QUOTED PASSAGE ▸
This $19.6 billion impact of the Longevity Economy was driven by $19.8 billion in consumer spending by 50-plus households in Montana, or 58% of total comparable consumer spending. The categories where Longevity Economy spending accounted for the largest share of total consumer spending were health care (68%), entertainment (59%), and utilities (58%).
The Longevity Economy is the sum of all economic activity in Montana that is supported by the consumer spending of households headed by someone age 50 or older—both in Montana, as well as spending on exports from Montana to other states and DC. This includes the direct, indirect (supply chain), and induced economic effects of this spending. The induced impact involves the ripple effects from the spending of those employed either directly or indirectly.
People over 50 also make a significant contribution to Montana’s workforce, with 68% of people 50-64 employed, compared to 81% of people 25-49. Overall, people over 50 represent 37% of Montana’s workforce. Among employed people, 21% of those 50-64 are self-employed entrepreneurs, compared with 12% of those 25-49. Additionally, 43% of those 50-64 work in professional occupations, compared to 47% of those 25-49.
AARP recently released the Longevity Economy report, an in-depth look at how our nation’s population of 111 million 50-plus consumers impacts the economy. According to the report, nationwide the 50-plus cohort makes up 35% of the U.S. population. This cohort generates $7.6 trillion in economic activity -- if the Longevity Economy were a country, it would be the world’s third largest economy.
As a group, the 50-plus hold 83% of U.S. household wealth and their spending supports 89 million jobs. They are also in the workforce – earning wages and generating tax revenue. They also tend to stay employed longer and spend more. One in three business was started by someone 50 or older. Their desire to maintain independence and stay engaged drives innovation like smartphone apps, remote monitoring and ambient computing.
Additional key findings from the report include:
America’s Longevity Economy is Becoming More Diverse: By 2050, Black, Hispanic, Asian, and other non-white groups will make up 45 percent of the 50-plus population, compared with 26 percent in 2015. This will influence the types of goods and services that the 50-plus population consumes and invests in.
50-plus Workers are a Contributing Force in the Workplace and Have High Rates of Entrepreneurship: People 50-plus are staying employed for longer, earning wages, spending more money, generating tax revenue, and producing economic value for an extended period of time. Those aged 55-64 have had the highest rate of entrepreneurial activity in the US over the last 10 years and one in three businesses in the US in that timeframe was started by an entrepreneur aged 50 or older.

CHALLENGE ▸
Answer these from the Longevity Economy text:
1. What percentage of Montana's workforce is made up of people over 50?
2. How many jobs does the spending of the 50-plus cohort support nationwide?
3. What share of the 50-plus population will Black, Hispanic, Asian, and other non-white groups make up by 2050?

DATA LINES ▸
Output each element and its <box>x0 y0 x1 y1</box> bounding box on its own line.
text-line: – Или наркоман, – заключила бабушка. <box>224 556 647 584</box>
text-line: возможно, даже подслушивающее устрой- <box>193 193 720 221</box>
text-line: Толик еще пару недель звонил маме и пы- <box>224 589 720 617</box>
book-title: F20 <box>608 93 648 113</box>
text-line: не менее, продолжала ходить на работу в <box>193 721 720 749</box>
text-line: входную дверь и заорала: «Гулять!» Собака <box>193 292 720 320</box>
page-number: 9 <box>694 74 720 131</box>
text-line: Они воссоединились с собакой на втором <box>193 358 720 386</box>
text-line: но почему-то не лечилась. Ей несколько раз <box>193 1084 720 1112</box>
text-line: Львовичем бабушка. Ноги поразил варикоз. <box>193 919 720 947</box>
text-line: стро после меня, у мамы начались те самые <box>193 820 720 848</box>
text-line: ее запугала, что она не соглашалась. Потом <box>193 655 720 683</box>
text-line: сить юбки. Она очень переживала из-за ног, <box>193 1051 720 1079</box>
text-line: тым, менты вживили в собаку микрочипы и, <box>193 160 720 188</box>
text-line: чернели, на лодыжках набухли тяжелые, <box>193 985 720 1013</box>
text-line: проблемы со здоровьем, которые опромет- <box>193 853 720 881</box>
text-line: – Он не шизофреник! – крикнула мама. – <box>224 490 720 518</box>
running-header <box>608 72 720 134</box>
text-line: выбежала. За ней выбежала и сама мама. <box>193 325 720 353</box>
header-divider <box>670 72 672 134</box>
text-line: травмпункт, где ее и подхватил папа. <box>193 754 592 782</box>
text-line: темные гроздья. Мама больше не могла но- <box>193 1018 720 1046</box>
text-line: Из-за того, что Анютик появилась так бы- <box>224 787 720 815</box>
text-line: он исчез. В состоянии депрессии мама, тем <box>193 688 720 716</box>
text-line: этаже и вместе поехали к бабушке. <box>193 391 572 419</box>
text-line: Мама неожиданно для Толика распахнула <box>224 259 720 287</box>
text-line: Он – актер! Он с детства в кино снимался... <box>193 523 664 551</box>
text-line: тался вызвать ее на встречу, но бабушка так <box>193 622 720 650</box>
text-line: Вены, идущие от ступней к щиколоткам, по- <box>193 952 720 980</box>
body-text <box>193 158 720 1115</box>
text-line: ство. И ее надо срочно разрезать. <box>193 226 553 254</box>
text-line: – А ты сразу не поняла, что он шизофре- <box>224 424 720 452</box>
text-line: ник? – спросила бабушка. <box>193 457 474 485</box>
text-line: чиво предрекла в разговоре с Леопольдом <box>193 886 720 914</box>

EXERCISE ANSWER ▸
1. 37%
2. 89 million
3. 45 percent